- _Requirements_: Reproduce the listing below word for word, with no pictures.

- _Given data_:
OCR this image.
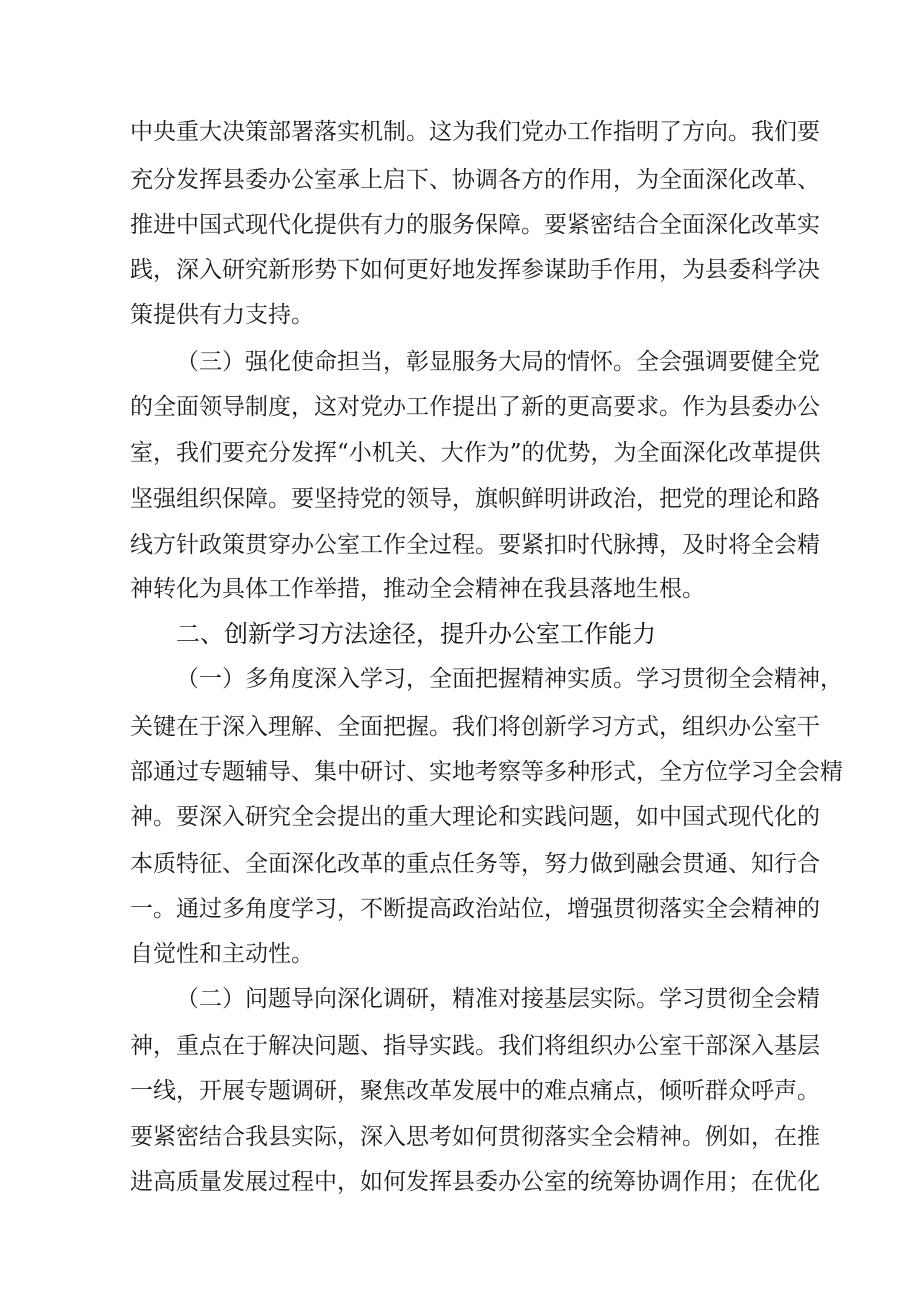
中央重大决策部署落实机制。这为我们党办工作指明了方向。我们要
充分发挥县委办公室承上启下、协调各方的作用，为全面深化改革、
推进中国式现代化提供有力的服务保障。要紧密结合全面深化改革实
践，深入研究新形势下如何更好地发挥参谋助手作用，为县委科学决
策提供有力支持。
（三）强化使命担当，彰显服务大局的情怀。全会强调要健全党
的全面领导制度，这对党办工作提出了新的更高要求。作为县委办公
室，我们要充分发挥“小机关、大作为”的优势，为全面深化改革提供
坚强组织保障。要坚持党的领导，旗帜鲜明讲政治，把党的理论和路
线方针政策贯穿办公室工作全过程。要紧扣时代脉搏，及时将全会精
神转化为具体工作举措，推动全会精神在我县落地生根。
二、创新学习方法途径，提升办公室工作能力
（一）多角度深入学习，全面把握精神实质。学习贯彻全会精神，
关键在于深入理解、全面把握。我们将创新学习方式，组织办公室干
部通过专题辅导、集中研讨、实地考察等多种形式，全方位学习全会精
神。要深入研究全会提出的重大理论和实践问题，如中国式现代化的
本质特征、全面深化改革的重点任务等，努力做到融会贯通、知行合
一。通过多角度学习，不断提高政治站位，增强贯彻落实全会精神的
自觉性和主动性。
（二）问题导向深化调研，精准对接基层实际。学习贯彻全会精
神，重点在于解决问题、指导实践。我们将组织办公室干部深入基层
一线，开展专题调研，聚焦改革发展中的难点痛点，倾听群众呼声。
要紧密结合我县实际，深入思考如何贯彻落实全会精神。例如，在推
进高质量发展过程中，如何发挥县委办公室的统筹协调作用；在优化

- _Response_:
OCR this image.
中央重大决策部署落实机制。这为我们党办工作指明了方向。我们要
充分发挥县委办公室承上启下、协调各方的作用，为全面深化改革、
推进中国式现代化提供有力的服务保障。要紧密结合全面深化改革实
践，深入研究新形势下如何更好地发挥参谋助手作用，为县委科学决
策提供有力支持。
（三）强化使命担当，彰显服务大局的情怀。全会强调要健全党
的全面领导制度，这对党办工作提出了新的更高要求。作为县委办公
室，我们要充分发挥“小机关、大作为”的优势，为全面深化改革提供
坚强组织保障。要坚持党的领导，旗帜鲜明讲政治，把党的理论和路
线方针政策贯穿办公室工作全过程。要紧扣时代脉搏，及时将全会精
神转化为具体工作举措，推动全会精神在我县落地生根。
二、创新学习方法途径，提升办公室工作能力
（一）多角度深入学习，全面把握精神实质。学习贯彻全会精神，
关键在于深入理解、全面把握。我们将创新学习方式，组织办公室干
部通过专题辅导、集中研讨、实地考察等多种形式，全方位学习全会精
神。要深入研究全会提出的重大理论和实践问题，如中国式现代化的
本质特征、全面深化改革的重点任务等，努力做到融会贯通、知行合
一。通过多角度学习，不断提高政治站位，增强贯彻落实全会精神的
自觉性和主动性。
（二）问题导向深化调研，精准对接基层实际。学习贯彻全会精
神，重点在于解决问题、指导实践。我们将组织办公室干部深入基层
一线，开展专题调研，聚焦改革发展中的难点痛点，倾听群众呼声。
要紧密结合我县实际，深入思考如何贯彻落实全会精神。例如，在推
进高质量发展过程中，如何发挥县委办公室的统筹协调作用；在优化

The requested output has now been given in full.